** Directive **
Extract each line of the data below exactly as written.

** Raw records **
+-------+

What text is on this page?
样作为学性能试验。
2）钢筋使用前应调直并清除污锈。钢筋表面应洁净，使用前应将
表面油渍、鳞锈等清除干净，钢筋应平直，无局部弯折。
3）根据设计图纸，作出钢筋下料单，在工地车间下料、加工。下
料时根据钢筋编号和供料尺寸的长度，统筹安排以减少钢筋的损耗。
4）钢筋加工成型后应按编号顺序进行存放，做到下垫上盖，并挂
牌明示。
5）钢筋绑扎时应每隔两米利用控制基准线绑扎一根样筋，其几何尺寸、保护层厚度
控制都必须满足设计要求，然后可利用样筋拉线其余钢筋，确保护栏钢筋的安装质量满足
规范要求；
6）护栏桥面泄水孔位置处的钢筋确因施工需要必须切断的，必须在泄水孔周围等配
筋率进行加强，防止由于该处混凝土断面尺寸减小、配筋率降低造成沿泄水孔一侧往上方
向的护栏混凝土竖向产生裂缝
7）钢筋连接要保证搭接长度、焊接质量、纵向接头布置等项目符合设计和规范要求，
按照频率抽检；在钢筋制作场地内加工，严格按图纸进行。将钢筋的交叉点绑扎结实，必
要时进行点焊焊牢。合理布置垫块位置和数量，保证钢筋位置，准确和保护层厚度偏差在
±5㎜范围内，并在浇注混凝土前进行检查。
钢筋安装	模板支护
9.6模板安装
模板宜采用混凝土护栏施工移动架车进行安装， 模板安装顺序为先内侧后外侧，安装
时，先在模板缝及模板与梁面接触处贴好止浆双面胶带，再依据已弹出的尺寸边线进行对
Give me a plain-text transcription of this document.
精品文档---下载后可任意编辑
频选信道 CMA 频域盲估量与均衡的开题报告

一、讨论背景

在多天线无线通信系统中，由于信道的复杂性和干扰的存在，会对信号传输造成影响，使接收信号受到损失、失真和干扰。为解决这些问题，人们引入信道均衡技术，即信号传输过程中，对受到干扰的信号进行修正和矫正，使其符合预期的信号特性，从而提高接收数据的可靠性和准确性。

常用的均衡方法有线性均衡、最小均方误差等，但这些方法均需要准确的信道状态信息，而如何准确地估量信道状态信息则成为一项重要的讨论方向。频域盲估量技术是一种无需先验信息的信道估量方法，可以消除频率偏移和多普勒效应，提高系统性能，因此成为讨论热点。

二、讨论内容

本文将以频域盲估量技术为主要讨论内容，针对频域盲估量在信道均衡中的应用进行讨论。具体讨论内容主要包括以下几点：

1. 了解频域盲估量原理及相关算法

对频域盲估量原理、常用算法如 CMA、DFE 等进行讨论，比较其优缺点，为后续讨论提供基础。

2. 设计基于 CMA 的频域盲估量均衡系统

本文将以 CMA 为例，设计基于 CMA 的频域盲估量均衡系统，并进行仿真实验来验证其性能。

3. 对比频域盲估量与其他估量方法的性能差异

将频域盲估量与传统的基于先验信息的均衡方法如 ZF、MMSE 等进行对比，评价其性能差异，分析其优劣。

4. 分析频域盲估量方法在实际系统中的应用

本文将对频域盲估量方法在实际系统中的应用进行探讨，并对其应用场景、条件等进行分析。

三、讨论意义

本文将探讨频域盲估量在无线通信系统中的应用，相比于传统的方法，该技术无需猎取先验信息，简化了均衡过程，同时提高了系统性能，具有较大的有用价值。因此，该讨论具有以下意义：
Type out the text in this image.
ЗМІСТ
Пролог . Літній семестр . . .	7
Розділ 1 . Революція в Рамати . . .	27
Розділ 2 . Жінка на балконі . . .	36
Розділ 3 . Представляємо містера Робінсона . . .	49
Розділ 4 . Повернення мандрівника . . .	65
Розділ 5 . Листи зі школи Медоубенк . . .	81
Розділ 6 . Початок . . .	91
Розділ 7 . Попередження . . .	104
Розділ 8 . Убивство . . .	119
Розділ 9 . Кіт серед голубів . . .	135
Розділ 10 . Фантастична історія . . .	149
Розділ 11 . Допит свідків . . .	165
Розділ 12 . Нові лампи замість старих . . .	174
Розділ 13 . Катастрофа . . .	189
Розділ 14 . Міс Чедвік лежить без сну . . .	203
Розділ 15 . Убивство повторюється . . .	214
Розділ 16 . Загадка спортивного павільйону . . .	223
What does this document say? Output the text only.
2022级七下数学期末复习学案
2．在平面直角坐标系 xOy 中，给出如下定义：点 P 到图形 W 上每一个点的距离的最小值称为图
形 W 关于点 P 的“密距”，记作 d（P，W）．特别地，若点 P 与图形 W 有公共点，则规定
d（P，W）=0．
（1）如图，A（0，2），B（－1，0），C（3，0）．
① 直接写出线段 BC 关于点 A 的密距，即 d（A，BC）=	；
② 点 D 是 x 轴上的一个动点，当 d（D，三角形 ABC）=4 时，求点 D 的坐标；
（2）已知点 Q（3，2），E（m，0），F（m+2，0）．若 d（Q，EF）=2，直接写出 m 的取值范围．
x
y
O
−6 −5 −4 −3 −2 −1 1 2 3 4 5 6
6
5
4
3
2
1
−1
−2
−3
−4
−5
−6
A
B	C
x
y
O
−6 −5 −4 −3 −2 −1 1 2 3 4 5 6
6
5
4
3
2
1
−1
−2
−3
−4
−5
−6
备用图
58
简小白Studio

+-------+

** Result for this exercise **
What text is on this page?
样作为学性能试验。
2）钢筋使用前应调直并清除污锈。钢筋表面应洁净，使用前应将
表面油渍、鳞锈等清除干净，钢筋应平直，无局部弯折。
3）根据设计图纸，作出钢筋下料单，在工地车间下料、加工。下
料时根据钢筋编号和供料尺寸的长度，统筹安排以减少钢筋的损耗。
4）钢筋加工成型后应按编号顺序进行存放，做到下垫上盖，并挂
牌明示。
5）钢筋绑扎时应每隔两米利用控制基准线绑扎一根样筋，其几何尺寸、保护层厚度
控制都必须满足设计要求，然后可利用样筋拉线其余钢筋，确保护栏钢筋的安装质量满足
规范要求；
6）护栏桥面泄水孔位置处的钢筋确因施工需要必须切断的，必须在泄水孔周围等配
筋率进行加强，防止由于该处混凝土断面尺寸减小、配筋率降低造成沿泄水孔一侧往上方
向的护栏混凝土竖向产生裂缝
7）钢筋连接要保证搭接长度、焊接质量、纵向接头布置等项目符合设计和规范要求，
按照频率抽检；在钢筋制作场地内加工，严格按图纸进行。将钢筋的交叉点绑扎结实，必
要时进行点焊焊牢。合理布置垫块位置和数量，保证钢筋位置，准确和保护层厚度偏差在
±5㎜范围内，并在浇注混凝土前进行检查。
钢筋安装	模板支护
9.6模板安装
模板宜采用混凝土护栏施工移动架车进行安装， 模板安装顺序为先内侧后外侧，安装
时，先在模板缝及模板与梁面接触处贴好止浆双面胶带，再依据已弹出的尺寸边线进行对
Give me a plain-text transcription of this document.
精品文档---下载后可任意编辑
频选信道 CMA 频域盲估量与均衡的开题报告

一、讨论背景

在多天线无线通信系统中，由于信道的复杂性和干扰的存在，会对信号传输造成影响，使接收信号受到损失、失真和干扰。为解决这些问题，人们引入信道均衡技术，即信号传输过程中，对受到干扰的信号进行修正和矫正，使其符合预期的信号特性，从而提高接收数据的可靠性和准确性。

常用的均衡方法有线性均衡、最小均方误差等，但这些方法均需要准确的信道状态信息，而如何准确地估量信道状态信息则成为一项重要的讨论方向。频域盲估量技术是一种无需先验信息的信道估量方法，可以消除频率偏移和多普勒效应，提高系统性能，因此成为讨论热点。

二、讨论内容

本文将以频域盲估量技术为主要讨论内容，针对频域盲估量在信道均衡中的应用进行讨论。具体讨论内容主要包括以下几点：

1. 了解频域盲估量原理及相关算法

对频域盲估量原理、常用算法如 CMA、DFE 等进行讨论，比较其优缺点，为后续讨论提供基础。

2. 设计基于 CMA 的频域盲估量均衡系统

本文将以 CMA 为例，设计基于 CMA 的频域盲估量均衡系统，并进行仿真实验来验证其性能。

3. 对比频域盲估量与其他估量方法的性能差异

将频域盲估量与传统的基于先验信息的均衡方法如 ZF、MMSE 等进行对比，评价其性能差异，分析其优劣。

4. 分析频域盲估量方法在实际系统中的应用

本文将对频域盲估量方法在实际系统中的应用进行探讨，并对其应用场景、条件等进行分析。

三、讨论意义

本文将探讨频域盲估量在无线通信系统中的应用，相比于传统的方法，该技术无需猎取先验信息，简化了均衡过程，同时提高了系统性能，具有较大的有用价值。因此，该讨论具有以下意义：
Type out the text in this image.
ЗМІСТ
Пролог . Літній семестр . . .	7
Розділ 1 . Революція в Рамати . . .	27
Розділ 2 . Жінка на балконі . . .	36
Розділ 3 . Представляємо містера Робінсона . . .	49
Розділ 4 . Повернення мандрівника . . .	65
Розділ 5 . Листи зі школи Медоубенк . . .	81
Розділ 6 . Початок . . .	91
Розділ 7 . Попередження . . .	104
Розділ 8 . Убивство . . .	119
Розділ 9 . Кіт серед голубів . . .	135
Розділ 10 . Фантастична історія . . .	149
Розділ 11 . Допит свідків . . .	165
Розділ 12 . Нові лампи замість старих . . .	174
Розділ 13 . Катастрофа . . .	189
Розділ 14 . Міс Чедвік лежить без сну . . .	203
Розділ 15 . Убивство повторюється . . .	214
Розділ 16 . Загадка спортивного павільйону . . .	223
What does this document say? Output the text only.
2022级七下数学期末复习学案
2．在平面直角坐标系 xOy 中，给出如下定义：点 P 到图形 W 上每一个点的距离的最小值称为图
形 W 关于点 P 的“密距”，记作 d（P，W）．特别地，若点 P 与图形 W 有公共点，则规定
d（P，W）=0．
（1）如图，A（0，2），B（－1，0），C（3，0）．
① 直接写出线段 BC 关于点 A 的密距，即 d（A，BC）=	；
② 点 D 是 x 轴上的一个动点，当 d（D，三角形 ABC）=4 时，求点 D 的坐标；
（2）已知点 Q（3，2），E（m，0），F（m+2，0）．若 d（Q，EF）=2，直接写出 m 的取值范围．
x
y
O
−6 −5 −4 −3 −2 −1 1 2 3 4 5 6
6
5
4
3
2
1
−1
−2
−3
−4
−5
−6
A
B	C
x
y
O
−6 −5 −4 −3 −2 −1 1 2 3 4 5 6
6
5
4
3
2
1
−1
−2
−3
−4
−5
−6
备用图
58
简小白Studio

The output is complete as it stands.